GIVEN PASSAGE.
━━━━━━

Emulation, Preservation and Abstraction

David Holdsworth and Paul Wheatley
CAMiLEON Project
University of Leeds
LS2 9JT UK

Abstract: This paper argues that emulation is a valid method of digital preservation, both in terms of longevity and affordability. This argument is bolstered by presenting guidelines for use of emulation in this rôle, and by providing an illustrative and yet non-trivial example.

Introduction

Emulation has become one of the hot topics of discussion in digital preservation with many arguments both for and against the use of emulation. Until recently the lack of any real practical work has left these arguments on a purely theoretical (or more correctly hypothetical) level, and the CAMiLEON Project is attempting to redress the balance. This is the project's first low level look at the use of emulation as a real and practical preservation strategy, which we will be developing and testing over the remaining two years of the project.

━━━━━━

Element region listings

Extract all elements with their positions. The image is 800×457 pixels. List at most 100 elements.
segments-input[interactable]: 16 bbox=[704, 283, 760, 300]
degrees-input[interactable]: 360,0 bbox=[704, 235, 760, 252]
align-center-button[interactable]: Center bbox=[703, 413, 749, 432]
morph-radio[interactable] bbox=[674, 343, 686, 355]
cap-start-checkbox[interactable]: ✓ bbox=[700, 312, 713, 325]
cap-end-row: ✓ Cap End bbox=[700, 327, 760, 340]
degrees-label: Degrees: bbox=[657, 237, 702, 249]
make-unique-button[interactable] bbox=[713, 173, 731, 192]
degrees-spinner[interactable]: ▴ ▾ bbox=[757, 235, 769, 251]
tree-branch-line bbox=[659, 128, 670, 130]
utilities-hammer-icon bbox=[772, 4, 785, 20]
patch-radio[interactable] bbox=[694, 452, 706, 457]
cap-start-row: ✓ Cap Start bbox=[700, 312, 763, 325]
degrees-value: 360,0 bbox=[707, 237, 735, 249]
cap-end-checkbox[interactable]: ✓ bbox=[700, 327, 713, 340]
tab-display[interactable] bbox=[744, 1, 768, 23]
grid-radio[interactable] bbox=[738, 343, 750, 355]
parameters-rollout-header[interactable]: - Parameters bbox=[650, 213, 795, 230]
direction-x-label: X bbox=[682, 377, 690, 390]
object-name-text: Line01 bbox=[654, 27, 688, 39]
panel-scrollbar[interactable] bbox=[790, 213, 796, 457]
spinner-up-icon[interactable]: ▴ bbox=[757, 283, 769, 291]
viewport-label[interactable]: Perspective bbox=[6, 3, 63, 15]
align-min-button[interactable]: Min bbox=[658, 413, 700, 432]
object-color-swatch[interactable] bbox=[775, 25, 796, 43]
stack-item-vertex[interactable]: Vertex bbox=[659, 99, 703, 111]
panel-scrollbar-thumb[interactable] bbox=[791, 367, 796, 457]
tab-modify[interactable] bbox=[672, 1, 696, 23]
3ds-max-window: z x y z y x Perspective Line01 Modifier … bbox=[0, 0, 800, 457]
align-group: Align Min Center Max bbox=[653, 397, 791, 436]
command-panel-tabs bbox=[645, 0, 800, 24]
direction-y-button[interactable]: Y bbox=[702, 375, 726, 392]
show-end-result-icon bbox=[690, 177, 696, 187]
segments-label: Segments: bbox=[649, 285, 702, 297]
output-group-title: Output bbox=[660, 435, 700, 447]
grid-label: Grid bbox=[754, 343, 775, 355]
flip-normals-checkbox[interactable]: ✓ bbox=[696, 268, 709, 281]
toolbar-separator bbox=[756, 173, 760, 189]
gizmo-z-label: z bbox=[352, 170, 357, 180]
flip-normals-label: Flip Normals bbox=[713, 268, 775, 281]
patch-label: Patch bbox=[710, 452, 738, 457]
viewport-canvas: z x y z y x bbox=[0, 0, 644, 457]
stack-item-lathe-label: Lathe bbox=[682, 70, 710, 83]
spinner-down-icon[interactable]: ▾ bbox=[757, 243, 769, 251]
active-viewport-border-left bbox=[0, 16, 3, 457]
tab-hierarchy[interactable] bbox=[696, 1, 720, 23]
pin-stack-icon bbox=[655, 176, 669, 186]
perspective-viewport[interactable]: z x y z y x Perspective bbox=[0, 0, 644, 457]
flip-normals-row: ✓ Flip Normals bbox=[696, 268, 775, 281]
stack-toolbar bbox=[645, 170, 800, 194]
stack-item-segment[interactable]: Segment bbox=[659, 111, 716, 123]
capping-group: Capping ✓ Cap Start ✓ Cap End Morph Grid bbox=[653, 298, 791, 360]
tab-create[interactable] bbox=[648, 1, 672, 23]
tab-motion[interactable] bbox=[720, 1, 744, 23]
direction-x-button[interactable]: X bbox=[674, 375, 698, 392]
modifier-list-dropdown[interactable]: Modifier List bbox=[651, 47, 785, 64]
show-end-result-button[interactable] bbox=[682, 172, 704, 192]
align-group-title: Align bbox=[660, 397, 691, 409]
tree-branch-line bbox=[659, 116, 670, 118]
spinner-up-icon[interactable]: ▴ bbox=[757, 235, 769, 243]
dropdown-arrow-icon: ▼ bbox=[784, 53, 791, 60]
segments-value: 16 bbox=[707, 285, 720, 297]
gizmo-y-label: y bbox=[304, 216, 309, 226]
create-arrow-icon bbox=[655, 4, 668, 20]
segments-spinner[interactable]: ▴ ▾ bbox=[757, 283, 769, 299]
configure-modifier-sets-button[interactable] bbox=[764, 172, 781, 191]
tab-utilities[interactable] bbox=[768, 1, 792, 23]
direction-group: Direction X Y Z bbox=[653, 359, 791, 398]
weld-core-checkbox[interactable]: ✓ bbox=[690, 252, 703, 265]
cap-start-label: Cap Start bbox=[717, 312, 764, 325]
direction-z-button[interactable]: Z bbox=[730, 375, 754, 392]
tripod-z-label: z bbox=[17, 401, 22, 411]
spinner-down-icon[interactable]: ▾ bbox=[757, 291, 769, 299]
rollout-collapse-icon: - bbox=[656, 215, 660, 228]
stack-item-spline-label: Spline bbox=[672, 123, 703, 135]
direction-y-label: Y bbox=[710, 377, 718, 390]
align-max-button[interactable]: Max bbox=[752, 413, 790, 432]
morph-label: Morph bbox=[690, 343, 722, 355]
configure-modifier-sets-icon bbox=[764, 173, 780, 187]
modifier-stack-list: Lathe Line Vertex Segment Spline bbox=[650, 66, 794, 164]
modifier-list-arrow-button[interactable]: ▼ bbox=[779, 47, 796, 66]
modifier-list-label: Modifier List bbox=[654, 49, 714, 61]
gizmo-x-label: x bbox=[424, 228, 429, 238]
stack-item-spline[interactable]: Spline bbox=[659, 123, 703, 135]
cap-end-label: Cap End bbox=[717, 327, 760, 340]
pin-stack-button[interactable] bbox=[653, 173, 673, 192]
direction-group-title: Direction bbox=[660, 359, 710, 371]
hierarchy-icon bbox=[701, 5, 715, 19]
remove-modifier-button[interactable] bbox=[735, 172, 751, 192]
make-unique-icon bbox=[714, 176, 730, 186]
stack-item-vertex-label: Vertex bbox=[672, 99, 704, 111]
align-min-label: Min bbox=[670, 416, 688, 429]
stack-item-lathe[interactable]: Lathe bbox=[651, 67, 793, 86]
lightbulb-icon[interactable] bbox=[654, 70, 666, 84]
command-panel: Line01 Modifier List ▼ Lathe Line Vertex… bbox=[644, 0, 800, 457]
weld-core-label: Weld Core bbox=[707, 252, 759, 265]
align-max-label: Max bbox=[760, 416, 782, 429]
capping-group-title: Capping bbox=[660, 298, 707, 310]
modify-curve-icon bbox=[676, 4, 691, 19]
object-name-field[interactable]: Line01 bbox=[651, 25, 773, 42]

━━━━━━

THE PROBLEM. Resume the paper on emulation and digital preservation, continuing from the end of its introduction.

ANSWER TO THE EXERCISE.
Emulation in a Nutshell



Figure 1

The above diagram purports to show first the transformation (arrow A) of an original digital object into a preserved digital object, which can then be run under emulation to give an adequate access to the significant properties of the original. This step ensures continued access as the original platform becomes obsolete.

Further passage of time leads to the transformation shown by arrow B, in which the obsoleting of platform 1 is handled by the updating of the emulator to run on a different platform. The large equals sign indicates that the preserved digital object consists of the same byte-stream in each case.

The crux of our argument is that the transformations indicated by the two arrows can be implemented economically. Key to this is the design of the abstract interfaces indicated by the numbered circles on the junctions between digital components. As evidence of the truth of our assertion we show the preservation of material from decades ago.

The interface labelled 1 is the API necessary for the successful operation of the original digital object. Emulator 1 recreates this interface in the abstract world of emulation. This interface remains the same forever. The emulator itself is a digital object and relies on interface 2 for its successful operation. A key strategic goal is future-proofing by choice of interface 2 involving only features that are likely to survive the test of time with little modification. Thus interface 3 will be very similar to interface 2, and the emulator for host 2 (emulator 1.01) will be readily derived from emulator 1.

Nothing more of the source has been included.